● LISTING
□ □ □
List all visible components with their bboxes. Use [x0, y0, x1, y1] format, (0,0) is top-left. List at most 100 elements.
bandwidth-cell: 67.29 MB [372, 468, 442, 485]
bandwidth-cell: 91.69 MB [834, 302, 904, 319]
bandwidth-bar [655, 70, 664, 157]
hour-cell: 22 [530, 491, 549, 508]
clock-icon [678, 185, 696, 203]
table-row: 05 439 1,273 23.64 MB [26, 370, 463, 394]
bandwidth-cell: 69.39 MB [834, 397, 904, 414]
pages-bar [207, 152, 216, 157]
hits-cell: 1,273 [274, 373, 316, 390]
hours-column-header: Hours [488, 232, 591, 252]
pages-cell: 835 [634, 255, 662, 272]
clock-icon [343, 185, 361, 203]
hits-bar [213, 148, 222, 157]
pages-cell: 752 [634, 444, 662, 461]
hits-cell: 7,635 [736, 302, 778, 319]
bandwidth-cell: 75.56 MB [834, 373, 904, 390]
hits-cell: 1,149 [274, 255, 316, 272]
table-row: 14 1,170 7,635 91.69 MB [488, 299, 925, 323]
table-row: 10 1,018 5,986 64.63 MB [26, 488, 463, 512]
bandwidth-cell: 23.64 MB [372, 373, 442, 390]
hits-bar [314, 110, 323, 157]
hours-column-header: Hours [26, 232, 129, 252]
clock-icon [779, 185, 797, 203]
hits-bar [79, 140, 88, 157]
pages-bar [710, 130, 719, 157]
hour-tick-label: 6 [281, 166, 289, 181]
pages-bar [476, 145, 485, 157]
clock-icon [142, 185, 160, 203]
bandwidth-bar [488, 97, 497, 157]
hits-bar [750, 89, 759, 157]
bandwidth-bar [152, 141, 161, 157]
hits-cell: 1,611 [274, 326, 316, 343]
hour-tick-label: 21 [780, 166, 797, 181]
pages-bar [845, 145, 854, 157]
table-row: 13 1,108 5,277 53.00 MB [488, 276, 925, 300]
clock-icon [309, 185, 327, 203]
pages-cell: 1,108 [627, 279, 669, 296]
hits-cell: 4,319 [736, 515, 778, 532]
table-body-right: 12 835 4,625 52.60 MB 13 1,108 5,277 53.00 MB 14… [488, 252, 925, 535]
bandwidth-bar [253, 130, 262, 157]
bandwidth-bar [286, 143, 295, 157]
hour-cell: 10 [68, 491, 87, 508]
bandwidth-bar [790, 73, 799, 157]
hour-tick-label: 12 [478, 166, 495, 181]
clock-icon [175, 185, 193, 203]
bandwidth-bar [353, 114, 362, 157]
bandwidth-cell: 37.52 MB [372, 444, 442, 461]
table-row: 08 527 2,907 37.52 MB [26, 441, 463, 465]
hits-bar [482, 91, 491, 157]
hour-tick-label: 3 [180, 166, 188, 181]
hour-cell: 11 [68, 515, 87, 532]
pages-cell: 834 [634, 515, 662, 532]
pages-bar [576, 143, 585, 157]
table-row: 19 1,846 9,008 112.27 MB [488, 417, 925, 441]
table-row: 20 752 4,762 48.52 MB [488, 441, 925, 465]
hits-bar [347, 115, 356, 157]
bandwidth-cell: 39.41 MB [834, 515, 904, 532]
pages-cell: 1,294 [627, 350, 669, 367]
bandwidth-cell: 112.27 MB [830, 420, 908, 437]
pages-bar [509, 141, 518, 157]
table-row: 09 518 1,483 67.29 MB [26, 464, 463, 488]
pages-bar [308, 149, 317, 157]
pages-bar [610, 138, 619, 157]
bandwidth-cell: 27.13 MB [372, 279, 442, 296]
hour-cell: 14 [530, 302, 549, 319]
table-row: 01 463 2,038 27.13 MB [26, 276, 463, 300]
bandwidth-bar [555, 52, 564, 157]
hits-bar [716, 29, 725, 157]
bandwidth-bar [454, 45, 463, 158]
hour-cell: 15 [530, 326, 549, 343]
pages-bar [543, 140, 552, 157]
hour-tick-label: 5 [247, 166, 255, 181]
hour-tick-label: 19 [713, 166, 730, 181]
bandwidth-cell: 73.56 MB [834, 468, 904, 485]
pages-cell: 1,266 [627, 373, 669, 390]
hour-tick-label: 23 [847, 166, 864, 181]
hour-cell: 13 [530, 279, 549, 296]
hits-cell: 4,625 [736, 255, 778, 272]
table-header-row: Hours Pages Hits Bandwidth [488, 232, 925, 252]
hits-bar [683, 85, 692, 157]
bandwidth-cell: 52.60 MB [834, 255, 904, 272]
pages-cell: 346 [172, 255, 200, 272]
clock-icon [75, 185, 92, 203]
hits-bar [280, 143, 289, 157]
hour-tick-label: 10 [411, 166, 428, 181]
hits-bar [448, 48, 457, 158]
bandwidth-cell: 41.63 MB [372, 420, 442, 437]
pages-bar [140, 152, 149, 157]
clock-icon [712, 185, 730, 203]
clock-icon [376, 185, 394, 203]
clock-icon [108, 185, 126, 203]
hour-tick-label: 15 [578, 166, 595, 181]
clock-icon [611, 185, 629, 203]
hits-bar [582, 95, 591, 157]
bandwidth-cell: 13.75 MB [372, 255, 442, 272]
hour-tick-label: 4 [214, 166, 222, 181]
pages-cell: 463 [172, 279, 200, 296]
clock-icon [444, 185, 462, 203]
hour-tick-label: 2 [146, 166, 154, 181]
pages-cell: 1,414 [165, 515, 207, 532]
□ □ □
● TASK DESCRIPTION
Report each line above that contains the string "column", copying every such line in full.

● EXERCISE ANSWER
hours-column-header: Hours [488, 232, 591, 252]
hours-column-header: Hours [26, 232, 129, 252]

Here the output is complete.